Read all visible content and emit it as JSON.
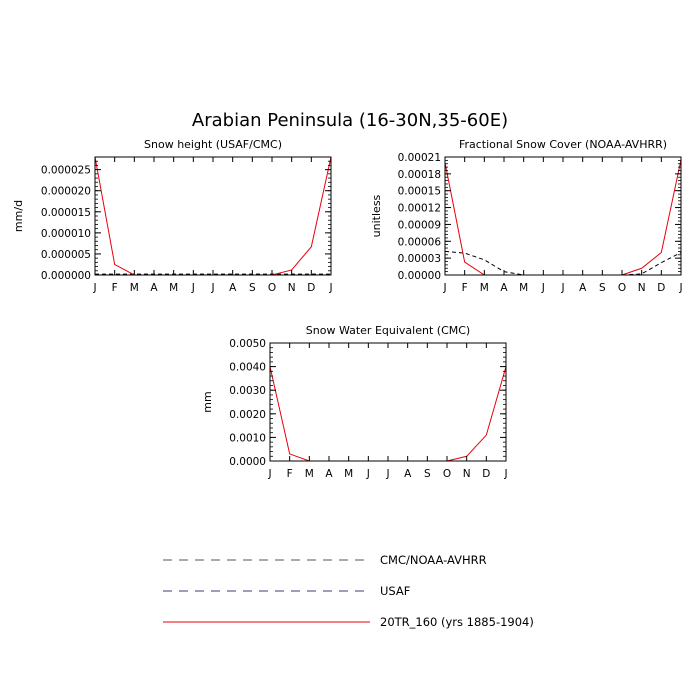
{
  "page": {
    "title": "Arabian Peninsula (16-30N,35-60E)"
  },
  "colors": {
    "model": "#e8000b",
    "observed": "#000000",
    "axis": "#000000"
  },
  "months": [
    "J",
    "F",
    "M",
    "A",
    "M",
    "J",
    "J",
    "A",
    "S",
    "O",
    "N",
    "D",
    "J"
  ],
  "chart_data": [
    {
      "type": "line",
      "title": "Snow height (USAF/CMC)",
      "xlabel": "",
      "ylabel": "mm/d",
      "ylim": [
        0,
        2.8e-05
      ],
      "yticks": [
        0,
        5e-06,
        1e-05,
        1.5e-05,
        2e-05,
        2.5e-05
      ],
      "yticklabels": [
        "0.000000",
        "0.000005",
        "0.000010",
        "0.000015",
        "0.000020",
        "0.000025"
      ],
      "x": [
        "J",
        "F",
        "M",
        "A",
        "M",
        "J",
        "J",
        "A",
        "S",
        "O",
        "N",
        "D",
        "J"
      ],
      "series": [
        {
          "name": "20TR_160 (yrs 1885-1904)",
          "style": "solid",
          "color": "#e8000b",
          "values": [
            2.8e-05,
            2.5e-06,
            0,
            0,
            0,
            0,
            0,
            0,
            0,
            0,
            1.2e-06,
            6.7e-06,
            2.8e-05
          ]
        },
        {
          "name": "USAF",
          "style": "dashed",
          "color": "#000000",
          "values": [
            2e-07,
            2e-07,
            2e-07,
            2e-07,
            2e-07,
            2e-07,
            2e-07,
            2e-07,
            2e-07,
            2e-07,
            2e-07,
            2e-07,
            2e-07
          ]
        }
      ]
    },
    {
      "type": "line",
      "title": "Fractional Snow Cover (NOAA-AVHRR)",
      "xlabel": "",
      "ylabel": "unitless",
      "ylim": [
        0,
        0.00021
      ],
      "yticks": [
        0,
        3e-05,
        6e-05,
        9e-05,
        0.00012,
        0.00015,
        0.00018,
        0.00021
      ],
      "yticklabels": [
        "0.00000",
        "0.00003",
        "0.00006",
        "0.00009",
        "0.00012",
        "0.00015",
        "0.00018",
        "0.00021"
      ],
      "x": [
        "J",
        "F",
        "M",
        "A",
        "M",
        "J",
        "J",
        "A",
        "S",
        "O",
        "N",
        "D",
        "J"
      ],
      "series": [
        {
          "name": "20TR_160 (yrs 1885-1904)",
          "style": "solid",
          "color": "#e8000b",
          "values": [
            0.0002,
            2.3e-05,
            0,
            0,
            0,
            0,
            0,
            0,
            0,
            0,
            1.2e-05,
            4e-05,
            0.000205
          ]
        },
        {
          "name": "CMC/NOAA-AVHRR",
          "style": "dashed",
          "color": "#000000",
          "values": [
            4.2e-05,
            3.9e-05,
            2.7e-05,
            6e-06,
            0,
            0,
            0,
            0,
            0,
            0,
            2e-06,
            2.2e-05,
            4e-05
          ]
        }
      ]
    },
    {
      "type": "line",
      "title": "Snow Water Equivalent (CMC)",
      "xlabel": "",
      "ylabel": "mm",
      "ylim": [
        0,
        0.005
      ],
      "yticks": [
        0,
        0.001,
        0.002,
        0.003,
        0.004,
        0.005
      ],
      "yticklabels": [
        "0.0000",
        "0.0010",
        "0.0020",
        "0.0030",
        "0.0040",
        "0.0050"
      ],
      "x": [
        "J",
        "F",
        "M",
        "A",
        "M",
        "J",
        "J",
        "A",
        "S",
        "O",
        "N",
        "D",
        "J"
      ],
      "series": [
        {
          "name": "20TR_160 (yrs 1885-1904)",
          "style": "solid",
          "color": "#e8000b",
          "values": [
            0.004,
            0.0003,
            0,
            0,
            0,
            0,
            0,
            0,
            0,
            0,
            0.0002,
            0.0011,
            0.004
          ]
        },
        {
          "name": "CMC",
          "style": "dashed",
          "color": "#000000",
          "values": [
            0,
            0,
            0,
            0,
            0,
            0,
            0,
            0,
            0,
            0,
            0,
            0,
            0
          ]
        }
      ]
    }
  ],
  "legend": {
    "items": [
      {
        "label": "CMC/NOAA-AVHRR",
        "style": "dashed",
        "color": "#555555"
      },
      {
        "label": "USAF",
        "style": "dashed",
        "color": "#3a3f70"
      },
      {
        "label": "20TR_160 (yrs 1885-1904)",
        "style": "solid",
        "color": "#e8000b"
      }
    ]
  }
}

__SHORT EXERCISE__
Output all the records, word for word, with no pictures in the copy.

__REPLY__
Read all visible content and emit it as JSON.
{
  "page": {
    "title": "Arabian Peninsula (16-30N,35-60E)"
  },
  "colors": {
    "model": "#e8000b",
    "observed": "#000000",
    "axis": "#000000"
  },
  "months": [
    "J",
    "F",
    "M",
    "A",
    "M",
    "J",
    "J",
    "A",
    "S",
    "O",
    "N",
    "D",
    "J"
  ],
  "chart_data": [
    {
      "type": "line",
      "title": "Snow height (USAF/CMC)",
      "xlabel": "",
      "ylabel": "mm/d",
      "ylim": [
        0,
        2.8e-05
      ],
      "yticks": [
        0,
        5e-06,
        1e-05,
        1.5e-05,
        2e-05,
        2.5e-05
      ],
      "yticklabels": [
        "0.000000",
        "0.000005",
        "0.000010",
        "0.000015",
        "0.000020",
        "0.000025"
      ],
      "x": [
        "J",
        "F",
        "M",
        "A",
        "M",
        "J",
        "J",
        "A",
        "S",
        "O",
        "N",
        "D",
        "J"
      ],
      "series": [
        {
          "name": "20TR_160 (yrs 1885-1904)",
          "style": "solid",
          "color": "#e8000b",
          "values": [
            2.8e-05,
            2.5e-06,
            0,
            0,
            0,
            0,
            0,
            0,
            0,
            0,
            1.2e-06,
            6.7e-06,
            2.8e-05
          ]
        },
        {
          "name": "USAF",
          "style": "dashed",
          "color": "#000000",
          "values": [
            2e-07,
            2e-07,
            2e-07,
            2e-07,
            2e-07,
            2e-07,
            2e-07,
            2e-07,
            2e-07,
            2e-07,
            2e-07,
            2e-07,
            2e-07
          ]
        }
      ]
    },
    {
      "type": "line",
      "title": "Fractional Snow Cover (NOAA-AVHRR)",
      "xlabel": "",
      "ylabel": "unitless",
      "ylim": [
        0,
        0.00021
      ],
      "yticks": [
        0,
        3e-05,
        6e-05,
        9e-05,
        0.00012,
        0.00015,
        0.00018,
        0.00021
      ],
      "yticklabels": [
        "0.00000",
        "0.00003",
        "0.00006",
        "0.00009",
        "0.00012",
        "0.00015",
        "0.00018",
        "0.00021"
      ],
      "x": [
        "J",
        "F",
        "M",
        "A",
        "M",
        "J",
        "J",
        "A",
        "S",
        "O",
        "N",
        "D",
        "J"
      ],
      "series": [
        {
          "name": "20TR_160 (yrs 1885-1904)",
          "style": "solid",
          "color": "#e8000b",
          "values": [
            0.0002,
            2.3e-05,
            0,
            0,
            0,
            0,
            0,
            0,
            0,
            0,
            1.2e-05,
            4e-05,
            0.000205
          ]
        },
        {
          "name": "CMC/NOAA-AVHRR",
          "style": "dashed",
          "color": "#000000",
          "values": [
            4.2e-05,
            3.9e-05,
            2.7e-05,
            6e-06,
            0,
            0,
            0,
            0,
            0,
            0,
            2e-06,
            2.2e-05,
            4e-05
          ]
        }
      ]
    },
    {
      "type": "line",
      "title": "Snow Water Equivalent (CMC)",
      "xlabel": "",
      "ylabel": "mm",
      "ylim": [
        0,
        0.005
      ],
      "yticks": [
        0,
        0.001,
        0.002,
        0.003,
        0.004,
        0.005
      ],
      "yticklabels": [
        "0.0000",
        "0.0010",
        "0.0020",
        "0.0030",
        "0.0040",
        "0.0050"
      ],
      "x": [
        "J",
        "F",
        "M",
        "A",
        "M",
        "J",
        "J",
        "A",
        "S",
        "O",
        "N",
        "D",
        "J"
      ],
      "series": [
        {
          "name": "20TR_160 (yrs 1885-1904)",
          "style": "solid",
          "color": "#e8000b",
          "values": [
            0.004,
            0.0003,
            0,
            0,
            0,
            0,
            0,
            0,
            0,
            0,
            0.0002,
            0.0011,
            0.004
          ]
        },
        {
          "name": "CMC",
          "style": "dashed",
          "color": "#000000",
          "values": [
            0,
            0,
            0,
            0,
            0,
            0,
            0,
            0,
            0,
            0,
            0,
            0,
            0
          ]
        }
      ]
    }
  ],
  "legend": {
    "items": [
      {
        "label": "CMC/NOAA-AVHRR",
        "style": "dashed",
        "color": "#555555"
      },
      {
        "label": "USAF",
        "style": "dashed",
        "color": "#3a3f70"
      },
      {
        "label": "20TR_160 (yrs 1885-1904)",
        "style": "solid",
        "color": "#e8000b"
      }
    ]
  }
}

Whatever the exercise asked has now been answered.